:: Short task ::
Look through the records below and collect all lines that hold the string "inhalatorios".

:: Data ::
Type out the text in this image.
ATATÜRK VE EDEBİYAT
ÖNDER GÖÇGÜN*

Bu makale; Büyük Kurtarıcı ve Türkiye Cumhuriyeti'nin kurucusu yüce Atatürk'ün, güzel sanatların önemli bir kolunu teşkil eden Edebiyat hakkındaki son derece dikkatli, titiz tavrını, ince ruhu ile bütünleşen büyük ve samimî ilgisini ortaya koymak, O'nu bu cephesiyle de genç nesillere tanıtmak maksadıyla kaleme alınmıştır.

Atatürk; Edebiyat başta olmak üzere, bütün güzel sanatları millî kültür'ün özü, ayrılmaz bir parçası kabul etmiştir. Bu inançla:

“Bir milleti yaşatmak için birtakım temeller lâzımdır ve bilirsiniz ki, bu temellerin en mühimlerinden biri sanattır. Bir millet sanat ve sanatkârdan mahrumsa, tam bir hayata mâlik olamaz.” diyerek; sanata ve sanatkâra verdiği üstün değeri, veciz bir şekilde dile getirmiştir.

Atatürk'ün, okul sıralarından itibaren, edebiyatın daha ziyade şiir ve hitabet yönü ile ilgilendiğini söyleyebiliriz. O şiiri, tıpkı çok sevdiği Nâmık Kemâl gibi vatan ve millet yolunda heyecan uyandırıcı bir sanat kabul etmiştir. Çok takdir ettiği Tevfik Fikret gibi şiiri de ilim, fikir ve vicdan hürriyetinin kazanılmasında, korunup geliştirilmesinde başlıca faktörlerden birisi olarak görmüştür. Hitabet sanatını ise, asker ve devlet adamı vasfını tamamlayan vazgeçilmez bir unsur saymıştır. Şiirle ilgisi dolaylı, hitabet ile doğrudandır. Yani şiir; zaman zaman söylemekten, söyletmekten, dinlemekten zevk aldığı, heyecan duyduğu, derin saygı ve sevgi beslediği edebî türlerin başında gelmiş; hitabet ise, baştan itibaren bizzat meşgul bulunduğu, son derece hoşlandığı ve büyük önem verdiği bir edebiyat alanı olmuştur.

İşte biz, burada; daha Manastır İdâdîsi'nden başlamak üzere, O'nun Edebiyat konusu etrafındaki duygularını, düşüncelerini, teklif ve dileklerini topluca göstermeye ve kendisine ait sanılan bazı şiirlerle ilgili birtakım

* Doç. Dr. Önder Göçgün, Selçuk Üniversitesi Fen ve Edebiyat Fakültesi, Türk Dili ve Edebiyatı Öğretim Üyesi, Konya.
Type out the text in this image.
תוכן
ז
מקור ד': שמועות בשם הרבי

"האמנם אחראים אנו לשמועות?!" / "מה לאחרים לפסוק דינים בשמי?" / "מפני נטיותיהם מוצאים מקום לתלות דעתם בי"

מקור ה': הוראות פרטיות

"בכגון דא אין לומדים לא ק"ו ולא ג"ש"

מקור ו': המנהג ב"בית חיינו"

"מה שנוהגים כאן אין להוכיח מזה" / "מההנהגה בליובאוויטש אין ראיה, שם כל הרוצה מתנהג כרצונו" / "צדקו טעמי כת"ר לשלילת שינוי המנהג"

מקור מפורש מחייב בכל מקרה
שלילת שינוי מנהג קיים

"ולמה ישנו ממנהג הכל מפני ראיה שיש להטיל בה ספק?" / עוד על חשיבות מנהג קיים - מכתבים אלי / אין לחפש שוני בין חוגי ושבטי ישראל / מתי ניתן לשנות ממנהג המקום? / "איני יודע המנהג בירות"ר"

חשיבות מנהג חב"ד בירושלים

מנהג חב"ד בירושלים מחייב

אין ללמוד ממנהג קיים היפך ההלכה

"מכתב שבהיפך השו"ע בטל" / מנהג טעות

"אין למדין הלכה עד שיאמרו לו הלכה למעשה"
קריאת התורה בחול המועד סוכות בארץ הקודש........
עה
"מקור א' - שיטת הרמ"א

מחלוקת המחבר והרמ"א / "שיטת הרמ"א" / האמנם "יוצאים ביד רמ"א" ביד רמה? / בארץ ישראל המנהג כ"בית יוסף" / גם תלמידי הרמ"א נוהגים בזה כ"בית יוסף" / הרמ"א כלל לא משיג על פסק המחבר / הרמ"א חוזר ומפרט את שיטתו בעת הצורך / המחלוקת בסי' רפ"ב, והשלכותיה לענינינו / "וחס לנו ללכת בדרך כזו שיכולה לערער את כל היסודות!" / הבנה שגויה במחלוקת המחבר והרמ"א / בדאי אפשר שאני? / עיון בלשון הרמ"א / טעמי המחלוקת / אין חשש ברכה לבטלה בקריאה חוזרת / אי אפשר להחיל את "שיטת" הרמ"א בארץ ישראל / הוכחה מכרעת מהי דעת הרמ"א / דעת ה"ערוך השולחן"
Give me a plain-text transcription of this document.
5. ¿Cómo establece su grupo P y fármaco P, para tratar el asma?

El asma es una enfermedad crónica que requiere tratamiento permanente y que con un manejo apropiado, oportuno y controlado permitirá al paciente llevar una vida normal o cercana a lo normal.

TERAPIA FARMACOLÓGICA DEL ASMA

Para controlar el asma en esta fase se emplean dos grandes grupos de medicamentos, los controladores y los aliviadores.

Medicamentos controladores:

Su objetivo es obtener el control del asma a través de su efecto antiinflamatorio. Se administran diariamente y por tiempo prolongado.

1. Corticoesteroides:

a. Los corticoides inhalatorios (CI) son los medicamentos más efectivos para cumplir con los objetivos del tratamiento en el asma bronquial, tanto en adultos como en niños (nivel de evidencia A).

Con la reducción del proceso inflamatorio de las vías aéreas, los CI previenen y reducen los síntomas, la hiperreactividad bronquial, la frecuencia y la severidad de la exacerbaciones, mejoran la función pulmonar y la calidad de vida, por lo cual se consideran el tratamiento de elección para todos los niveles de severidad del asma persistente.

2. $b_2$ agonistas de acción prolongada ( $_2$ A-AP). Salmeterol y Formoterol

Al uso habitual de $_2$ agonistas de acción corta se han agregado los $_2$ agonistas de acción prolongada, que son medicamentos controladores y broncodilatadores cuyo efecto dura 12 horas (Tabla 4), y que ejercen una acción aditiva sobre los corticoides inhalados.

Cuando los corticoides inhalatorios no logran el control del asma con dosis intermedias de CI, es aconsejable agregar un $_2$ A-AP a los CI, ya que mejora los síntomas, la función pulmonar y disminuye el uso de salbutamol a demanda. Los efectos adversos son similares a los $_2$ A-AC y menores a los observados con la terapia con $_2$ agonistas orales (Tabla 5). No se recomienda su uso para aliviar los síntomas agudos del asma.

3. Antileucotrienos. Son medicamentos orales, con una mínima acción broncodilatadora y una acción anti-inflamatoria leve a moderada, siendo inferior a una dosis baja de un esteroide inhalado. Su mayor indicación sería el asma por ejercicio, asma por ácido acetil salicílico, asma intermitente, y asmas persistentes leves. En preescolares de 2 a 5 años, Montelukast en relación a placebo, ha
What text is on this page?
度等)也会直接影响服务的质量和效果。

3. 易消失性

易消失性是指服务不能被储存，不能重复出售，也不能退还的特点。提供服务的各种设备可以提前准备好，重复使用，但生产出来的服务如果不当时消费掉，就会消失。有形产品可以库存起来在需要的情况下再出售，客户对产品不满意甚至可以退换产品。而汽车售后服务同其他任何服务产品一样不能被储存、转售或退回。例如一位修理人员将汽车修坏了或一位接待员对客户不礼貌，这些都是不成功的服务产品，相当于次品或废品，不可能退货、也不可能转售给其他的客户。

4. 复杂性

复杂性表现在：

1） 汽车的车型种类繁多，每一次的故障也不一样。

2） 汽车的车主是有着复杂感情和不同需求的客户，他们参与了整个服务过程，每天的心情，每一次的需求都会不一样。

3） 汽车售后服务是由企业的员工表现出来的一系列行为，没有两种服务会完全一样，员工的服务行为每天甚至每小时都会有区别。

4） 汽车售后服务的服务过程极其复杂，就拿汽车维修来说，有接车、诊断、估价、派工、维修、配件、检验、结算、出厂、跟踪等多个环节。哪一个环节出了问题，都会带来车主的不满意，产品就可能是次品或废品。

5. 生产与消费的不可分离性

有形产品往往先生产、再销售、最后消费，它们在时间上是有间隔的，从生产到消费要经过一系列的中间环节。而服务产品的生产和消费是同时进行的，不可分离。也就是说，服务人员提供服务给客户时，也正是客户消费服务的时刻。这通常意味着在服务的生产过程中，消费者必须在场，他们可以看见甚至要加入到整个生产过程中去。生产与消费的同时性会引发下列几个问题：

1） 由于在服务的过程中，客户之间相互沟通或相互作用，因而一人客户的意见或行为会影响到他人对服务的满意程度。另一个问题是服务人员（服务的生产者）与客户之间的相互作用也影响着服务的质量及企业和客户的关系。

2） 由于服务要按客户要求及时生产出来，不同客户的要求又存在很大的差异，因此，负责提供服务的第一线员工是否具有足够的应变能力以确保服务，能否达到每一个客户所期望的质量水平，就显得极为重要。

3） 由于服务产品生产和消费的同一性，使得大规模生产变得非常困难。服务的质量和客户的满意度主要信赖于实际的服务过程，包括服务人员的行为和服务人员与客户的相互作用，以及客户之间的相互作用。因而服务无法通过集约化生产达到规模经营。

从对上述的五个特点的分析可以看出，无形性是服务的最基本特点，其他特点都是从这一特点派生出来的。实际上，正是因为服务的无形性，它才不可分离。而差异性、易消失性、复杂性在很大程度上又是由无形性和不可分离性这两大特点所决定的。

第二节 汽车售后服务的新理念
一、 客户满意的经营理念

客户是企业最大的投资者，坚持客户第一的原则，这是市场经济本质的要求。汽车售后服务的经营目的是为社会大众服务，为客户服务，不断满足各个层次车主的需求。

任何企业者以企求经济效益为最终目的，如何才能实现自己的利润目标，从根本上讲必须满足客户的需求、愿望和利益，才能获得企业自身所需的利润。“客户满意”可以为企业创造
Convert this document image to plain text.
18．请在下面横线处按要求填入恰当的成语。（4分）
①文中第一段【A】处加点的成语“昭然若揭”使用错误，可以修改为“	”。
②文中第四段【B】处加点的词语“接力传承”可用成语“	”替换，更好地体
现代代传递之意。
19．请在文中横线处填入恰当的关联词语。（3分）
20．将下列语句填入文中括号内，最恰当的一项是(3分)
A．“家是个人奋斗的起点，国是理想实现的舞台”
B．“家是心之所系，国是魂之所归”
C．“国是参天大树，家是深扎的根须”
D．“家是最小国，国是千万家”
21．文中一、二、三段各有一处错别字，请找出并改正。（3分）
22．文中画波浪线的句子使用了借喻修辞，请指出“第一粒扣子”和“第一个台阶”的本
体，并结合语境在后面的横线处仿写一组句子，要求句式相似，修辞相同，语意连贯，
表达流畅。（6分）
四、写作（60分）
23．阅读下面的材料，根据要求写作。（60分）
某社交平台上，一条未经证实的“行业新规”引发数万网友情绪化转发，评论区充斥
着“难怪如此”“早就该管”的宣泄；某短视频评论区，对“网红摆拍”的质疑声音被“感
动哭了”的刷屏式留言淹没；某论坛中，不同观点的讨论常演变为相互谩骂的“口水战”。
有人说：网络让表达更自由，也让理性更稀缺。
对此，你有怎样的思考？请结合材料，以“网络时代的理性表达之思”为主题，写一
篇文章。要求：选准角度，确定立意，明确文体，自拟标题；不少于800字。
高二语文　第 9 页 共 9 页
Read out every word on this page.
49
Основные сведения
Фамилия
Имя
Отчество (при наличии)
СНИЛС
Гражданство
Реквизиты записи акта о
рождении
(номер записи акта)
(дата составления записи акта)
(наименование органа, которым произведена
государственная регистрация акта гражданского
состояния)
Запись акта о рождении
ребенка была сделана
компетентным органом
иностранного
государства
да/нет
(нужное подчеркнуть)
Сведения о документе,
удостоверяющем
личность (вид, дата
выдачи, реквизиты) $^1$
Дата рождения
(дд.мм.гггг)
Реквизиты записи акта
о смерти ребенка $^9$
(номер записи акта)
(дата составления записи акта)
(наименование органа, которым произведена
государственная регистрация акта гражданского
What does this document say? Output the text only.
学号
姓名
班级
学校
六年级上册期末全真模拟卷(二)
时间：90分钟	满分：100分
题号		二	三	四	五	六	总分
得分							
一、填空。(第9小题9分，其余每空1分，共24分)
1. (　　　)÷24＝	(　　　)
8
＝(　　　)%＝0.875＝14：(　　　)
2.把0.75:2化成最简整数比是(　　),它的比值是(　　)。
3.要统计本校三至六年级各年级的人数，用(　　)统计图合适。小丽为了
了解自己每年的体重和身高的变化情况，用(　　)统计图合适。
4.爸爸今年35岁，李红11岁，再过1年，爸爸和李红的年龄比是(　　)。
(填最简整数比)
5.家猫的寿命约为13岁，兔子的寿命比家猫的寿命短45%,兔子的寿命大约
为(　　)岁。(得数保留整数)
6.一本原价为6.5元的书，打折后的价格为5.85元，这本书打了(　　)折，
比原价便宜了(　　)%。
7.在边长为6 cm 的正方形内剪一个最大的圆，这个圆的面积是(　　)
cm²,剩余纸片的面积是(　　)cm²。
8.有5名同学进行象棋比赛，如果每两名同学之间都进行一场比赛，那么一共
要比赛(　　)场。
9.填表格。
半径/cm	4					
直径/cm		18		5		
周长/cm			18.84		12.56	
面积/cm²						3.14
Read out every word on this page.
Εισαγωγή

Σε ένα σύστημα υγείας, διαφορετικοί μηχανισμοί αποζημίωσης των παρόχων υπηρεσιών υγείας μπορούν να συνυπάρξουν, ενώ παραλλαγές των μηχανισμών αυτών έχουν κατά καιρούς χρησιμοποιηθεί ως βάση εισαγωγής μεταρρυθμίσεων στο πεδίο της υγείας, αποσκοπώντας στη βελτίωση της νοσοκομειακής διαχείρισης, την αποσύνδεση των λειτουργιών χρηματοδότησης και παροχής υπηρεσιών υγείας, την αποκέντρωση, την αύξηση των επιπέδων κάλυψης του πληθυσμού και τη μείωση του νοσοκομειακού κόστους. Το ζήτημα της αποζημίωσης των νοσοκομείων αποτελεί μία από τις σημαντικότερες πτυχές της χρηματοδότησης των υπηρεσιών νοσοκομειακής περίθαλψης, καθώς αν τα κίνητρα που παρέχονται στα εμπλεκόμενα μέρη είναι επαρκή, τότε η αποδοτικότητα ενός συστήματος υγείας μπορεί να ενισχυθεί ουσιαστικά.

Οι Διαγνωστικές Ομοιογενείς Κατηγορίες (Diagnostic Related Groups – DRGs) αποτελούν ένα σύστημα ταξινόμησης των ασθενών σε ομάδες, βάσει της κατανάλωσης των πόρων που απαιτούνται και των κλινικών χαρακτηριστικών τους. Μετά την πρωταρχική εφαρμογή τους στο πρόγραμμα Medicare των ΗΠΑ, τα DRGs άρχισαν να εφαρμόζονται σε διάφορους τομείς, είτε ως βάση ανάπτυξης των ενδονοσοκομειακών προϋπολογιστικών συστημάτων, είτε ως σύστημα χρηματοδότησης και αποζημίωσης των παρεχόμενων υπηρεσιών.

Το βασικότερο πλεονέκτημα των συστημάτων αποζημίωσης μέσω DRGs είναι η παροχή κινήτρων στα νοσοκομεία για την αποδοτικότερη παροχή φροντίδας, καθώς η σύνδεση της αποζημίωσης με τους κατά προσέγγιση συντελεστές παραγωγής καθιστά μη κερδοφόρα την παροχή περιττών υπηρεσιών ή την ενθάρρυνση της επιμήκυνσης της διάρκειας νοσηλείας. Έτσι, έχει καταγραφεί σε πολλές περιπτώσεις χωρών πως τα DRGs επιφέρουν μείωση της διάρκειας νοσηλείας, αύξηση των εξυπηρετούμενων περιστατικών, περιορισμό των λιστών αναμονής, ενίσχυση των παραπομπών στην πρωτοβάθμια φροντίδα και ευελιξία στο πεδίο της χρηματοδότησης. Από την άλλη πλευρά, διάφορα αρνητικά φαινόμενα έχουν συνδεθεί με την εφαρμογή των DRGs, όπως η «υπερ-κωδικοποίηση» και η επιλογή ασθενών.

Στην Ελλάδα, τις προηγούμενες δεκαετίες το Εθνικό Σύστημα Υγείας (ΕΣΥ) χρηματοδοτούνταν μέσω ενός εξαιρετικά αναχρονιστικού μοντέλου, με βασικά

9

:: Result ::
a. Los corticoides inhalatorios (CI) son los medicamentos más efectivos para cumplir con los objetivos del tratamiento en el asma bronquial, tanto en adultos como en niños (nivel de evidencia A).
Cuando los corticoides inhalatorios no logran el control del asma con dosis intermedias de CI, es aconsejable agregar un $_2$ A-AP a los CI, ya que mejora los síntomas, la función pulmonar y disminuye el uso de salbutamol a demanda. Los efectos adversos son similares a los $_2$ A-AC y menores a los observados con la terapia con $_2$ agonistas orales (Tabla 5). No se recomienda su uso para aliviar los síntomas agudos del asma.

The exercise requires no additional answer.